**Exercise objective:**
Search the entries for the word "lesson" and pull out each line that has it.

**Data for the task:**
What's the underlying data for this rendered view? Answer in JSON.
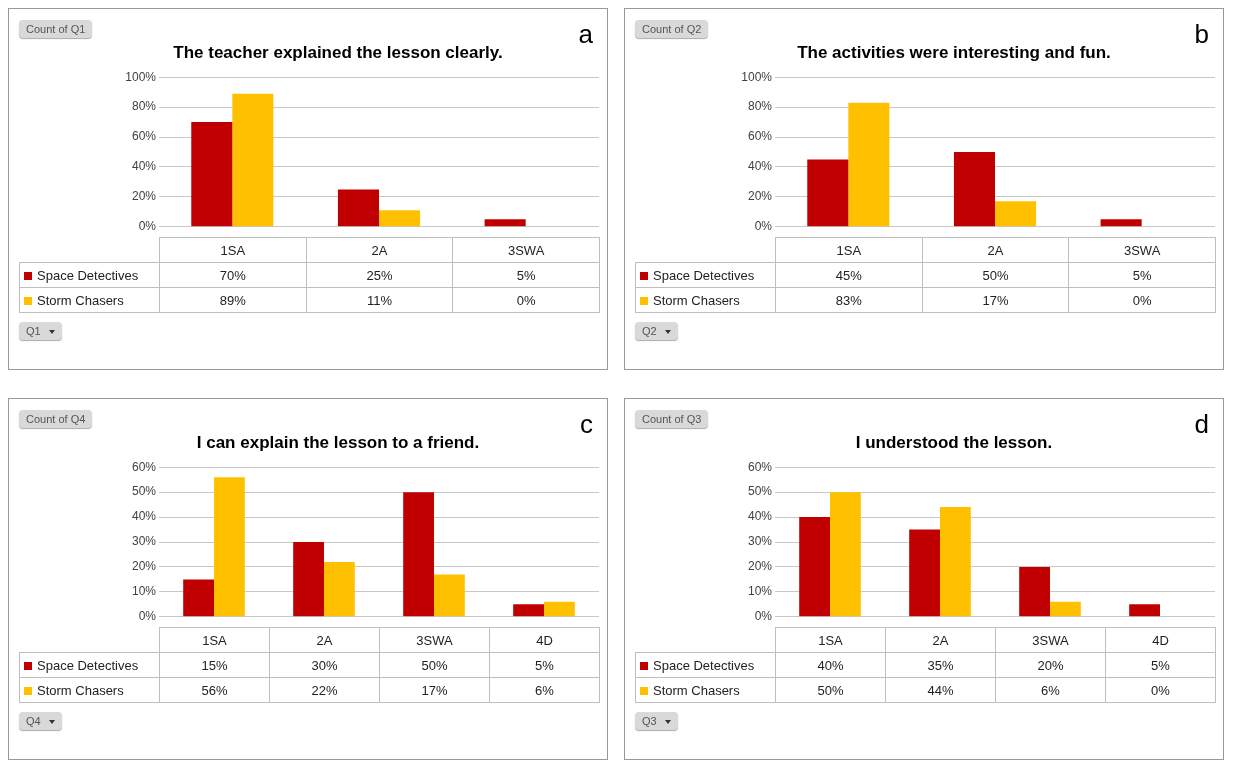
{
  "chart_data": [
    {
      "type": "bar",
      "title": "The teacher explained the lesson clearly.",
      "categories": [
        "1SA",
        "2A",
        "3SWA"
      ],
      "ylim": [
        0,
        100
      ],
      "yticks": [
        {
          "value": 0,
          "label": "0%"
        },
        {
          "value": 20,
          "label": "20%"
        },
        {
          "value": 40,
          "label": "40%"
        },
        {
          "value": 60,
          "label": "60%"
        },
        {
          "value": 80,
          "label": "80%"
        },
        {
          "value": 100,
          "label": "100%"
        }
      ],
      "grid": "y",
      "legend": "bottom",
      "annotations": [
        "Count of Q1",
        "Q1",
        "a"
      ],
      "series": [
        {
          "name": "Space Detectives",
          "color": "#c00000",
          "values": [
            70,
            25,
            5
          ],
          "value_labels": [
            "70%",
            "25%",
            "5%"
          ]
        },
        {
          "name": "Storm Chasers",
          "color": "#ffc000",
          "values": [
            89,
            11,
            0
          ],
          "value_labels": [
            "89%",
            "11%",
            "0%"
          ]
        }
      ]
    },
    {
      "type": "bar",
      "title": "The activities were interesting and fun.",
      "categories": [
        "1SA",
        "2A",
        "3SWA"
      ],
      "ylim": [
        0,
        100
      ],
      "yticks": [
        {
          "value": 0,
          "label": "0%"
        },
        {
          "value": 20,
          "label": "20%"
        },
        {
          "value": 40,
          "label": "40%"
        },
        {
          "value": 60,
          "label": "60%"
        },
        {
          "value": 80,
          "label": "80%"
        },
        {
          "value": 100,
          "label": "100%"
        }
      ],
      "grid": "y",
      "legend": "bottom",
      "annotations": [
        "Count of Q2",
        "Q2",
        "b"
      ],
      "series": [
        {
          "name": "Space Detectives",
          "color": "#c00000",
          "values": [
            45,
            50,
            5
          ],
          "value_labels": [
            "45%",
            "50%",
            "5%"
          ]
        },
        {
          "name": "Storm Chasers",
          "color": "#ffc000",
          "values": [
            83,
            17,
            0
          ],
          "value_labels": [
            "83%",
            "17%",
            "0%"
          ]
        }
      ]
    },
    {
      "type": "bar",
      "title": "I can explain the lesson to a friend.",
      "categories": [
        "1SA",
        "2A",
        "3SWA",
        "4D"
      ],
      "ylim": [
        0,
        60
      ],
      "yticks": [
        {
          "value": 0,
          "label": "0%"
        },
        {
          "value": 10,
          "label": "10%"
        },
        {
          "value": 20,
          "label": "20%"
        },
        {
          "value": 30,
          "label": "30%"
        },
        {
          "value": 40,
          "label": "40%"
        },
        {
          "value": 50,
          "label": "50%"
        },
        {
          "value": 60,
          "label": "60%"
        }
      ],
      "grid": "y",
      "legend": "bottom",
      "annotations": [
        "Count of Q4",
        "Q4",
        "c"
      ],
      "series": [
        {
          "name": "Space Detectives",
          "color": "#c00000",
          "values": [
            15,
            30,
            50,
            5
          ],
          "value_labels": [
            "15%",
            "30%",
            "50%",
            "5%"
          ]
        },
        {
          "name": "Storm Chasers",
          "color": "#ffc000",
          "values": [
            56,
            22,
            17,
            6
          ],
          "value_labels": [
            "56%",
            "22%",
            "17%",
            "6%"
          ]
        }
      ]
    },
    {
      "type": "bar",
      "title": "I understood the lesson.",
      "categories": [
        "1SA",
        "2A",
        "3SWA",
        "4D"
      ],
      "ylim": [
        0,
        60
      ],
      "yticks": [
        {
          "value": 0,
          "label": "0%"
        },
        {
          "value": 10,
          "label": "10%"
        },
        {
          "value": 20,
          "label": "20%"
        },
        {
          "value": 30,
          "label": "30%"
        },
        {
          "value": 40,
          "label": "40%"
        },
        {
          "value": 50,
          "label": "50%"
        },
        {
          "value": 60,
          "label": "60%"
        }
      ],
      "grid": "y",
      "legend": "bottom",
      "annotations": [
        "Count of Q3",
        "Q3",
        "d"
      ],
      "series": [
        {
          "name": "Space Detectives",
          "color": "#c00000",
          "values": [
            40,
            35,
            20,
            5
          ],
          "value_labels": [
            "40%",
            "35%",
            "20%",
            "5%"
          ]
        },
        {
          "name": "Storm Chasers",
          "color": "#ffc000",
          "values": [
            50,
            44,
            6,
            0
          ],
          "value_labels": [
            "50%",
            "44%",
            "6%",
            "0%"
          ]
        }
      ]
    }
  ]
}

**The completed task:**
      "title": "The teacher explained the lesson clearly.",
      "title": "I can explain the lesson to a friend.",
      "title": "I understood the lesson.",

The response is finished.